== EXCERPT ==
Recipe: Simple Fish Broth (many great uses!)
Prep Time: 5 minutes
Servings: 2 quarts
Total Cooking Time: 20-30 minutes
- Carcass of 2 1-2 pound small white fish (include bones, skins and heads)
- Cold Water
- Toss bones, skins and heads of recently fillets small fish into a soup pot large enough to hold 3 quarts of water.
- Cover the fish scraps with cold water by at least 2 inches.
- Bring to a boil then turn down to a simmer.
- Simmer for 20 – 30 minutes, removing any scum that may float on the water.
- When head easily falls off the carcass, strain into freezer-safe quart containers.
- Allow to cool on the counter for about 3 minutes.
- Cover the containers, label, date and freeze for future use.
Step 1 – Choosing a Fresh Fish
Choose a fish that has clear eyes, a firm flesh that springs back when you touch it and red gills. Of course, it shouldn’t smell fishy at all. It should smell like the sea. These are Mediterranean Sea Bass.
Choose fish that have a firm flesh that springs back when pressed with your finger
Choose fish with clear eyes, red gills and no “fishy” smell
Step 2 – Remove the Innards
Start a slit from the anus of the fish up towards the head. Expose the innards, pull them out and rinse under cold water.If possible, get fish that have not been gutted yet. This will ensure the fish is the freshest.
Step 3 – Cut off Fillets
Starting behind the fin at an angle, cutting down until you hit bone, do not go any further. Using the tip of a flexible boning knife, follow the spin from the head towards the tail, carefully scraping to the bone so as to not remove any more flesh as is necessary. Remove the fillet, flip the fish over and repeat on the other side. Save carcass for fish both. Recipe included.
===
== INFORMATION GIVEN ==
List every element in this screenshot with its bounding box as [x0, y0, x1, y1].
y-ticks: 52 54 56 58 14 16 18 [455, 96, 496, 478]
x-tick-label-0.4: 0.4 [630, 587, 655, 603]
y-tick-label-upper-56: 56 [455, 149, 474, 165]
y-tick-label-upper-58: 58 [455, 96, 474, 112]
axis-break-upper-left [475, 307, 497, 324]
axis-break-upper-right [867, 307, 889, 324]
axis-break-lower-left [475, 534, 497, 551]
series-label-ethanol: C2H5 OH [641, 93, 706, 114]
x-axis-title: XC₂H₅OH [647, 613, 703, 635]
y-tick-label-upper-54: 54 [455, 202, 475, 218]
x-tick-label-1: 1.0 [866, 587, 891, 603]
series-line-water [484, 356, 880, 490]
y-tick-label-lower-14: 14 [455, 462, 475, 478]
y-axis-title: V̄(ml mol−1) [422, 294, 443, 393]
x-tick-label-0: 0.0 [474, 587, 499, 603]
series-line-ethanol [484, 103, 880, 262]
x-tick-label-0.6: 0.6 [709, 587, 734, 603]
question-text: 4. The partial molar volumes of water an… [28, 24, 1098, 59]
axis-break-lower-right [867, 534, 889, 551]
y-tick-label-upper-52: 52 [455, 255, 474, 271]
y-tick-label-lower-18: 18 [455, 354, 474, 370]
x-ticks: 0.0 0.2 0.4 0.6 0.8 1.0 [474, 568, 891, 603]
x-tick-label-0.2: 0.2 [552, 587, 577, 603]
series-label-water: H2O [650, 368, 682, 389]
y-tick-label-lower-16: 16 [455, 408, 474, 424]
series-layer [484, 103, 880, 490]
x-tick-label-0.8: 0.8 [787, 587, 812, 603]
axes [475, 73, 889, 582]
===
EXERCISE A =
Copy out the passage of the fish broth recipe between "- Allow to cool" and "is the freshest.", inclusive.
EXERCISE B =
Extend the fish broth recipe past its final sentence.

RESPONSE AREA A =
- Allow to cool on the counter for about 3 minutes.
- Cover the containers, label, date and freeze for future use.
Step 1 – Choosing a Fresh Fish
Choose a fish that has clear eyes, a firm flesh that springs back when you touch it and red gills. Of course, it shouldn’t smell fishy at all. It should smell like the sea. These are Mediterranean Sea Bass.
Choose fish that have a firm flesh that springs back when pressed with your finger
Choose fish with clear eyes, red gills and no “fishy” smell
Step 2 – Remove the Innards
Start a slit from the anus of the fish up towards the head. Expose the innards, pull them out and rinse under cold water.If possible, get fish that have not been gutted yet. This will ensure the fish is the freshest.

RESPONSE AREA B =
Step 4 – Remove the Skin
Though this is not necessary, it makes for an easier eating experience. Remove the skin by holding onto the tail end of the fillet with the first two fingers of your non-cutting hand. Carefully push down with the knife until it bends slightly. Follow the contours of the fillet ensuring that you only remove skin and not flesh in the process. Slowly wiggles the knife away from yourself until the skin is removed. Save the skin for fish broth.
Step 5 – Consider Using the Bones
Using the bones for broth is a frugal way to make a meal in the future. This can be used for soups or sauces in the future. Make a couple quarts and toss it in your freezer until you need it down the road. Just cover the bones, scraps, heads and skin with cold water by about two inches. Bring to a boil, reduce to a simmer and let it bubble slowly for approximately 30 minutes. Strain, cool and freeze. Simple as that!
Step 6 – Cook the Fish
Salt and pepper both sides of each fillet and set aside. Pour a splash of olive oil into a hot skillet over medium high heat. Place the flesh side down on the hot oil and sear for about 3 minutes.
Carefully flip over with a fish spatula and cook about 3 more minutes. Add a knob of unsalted butter and allow it to melt, swirling the pan around so that both fillets get buttered.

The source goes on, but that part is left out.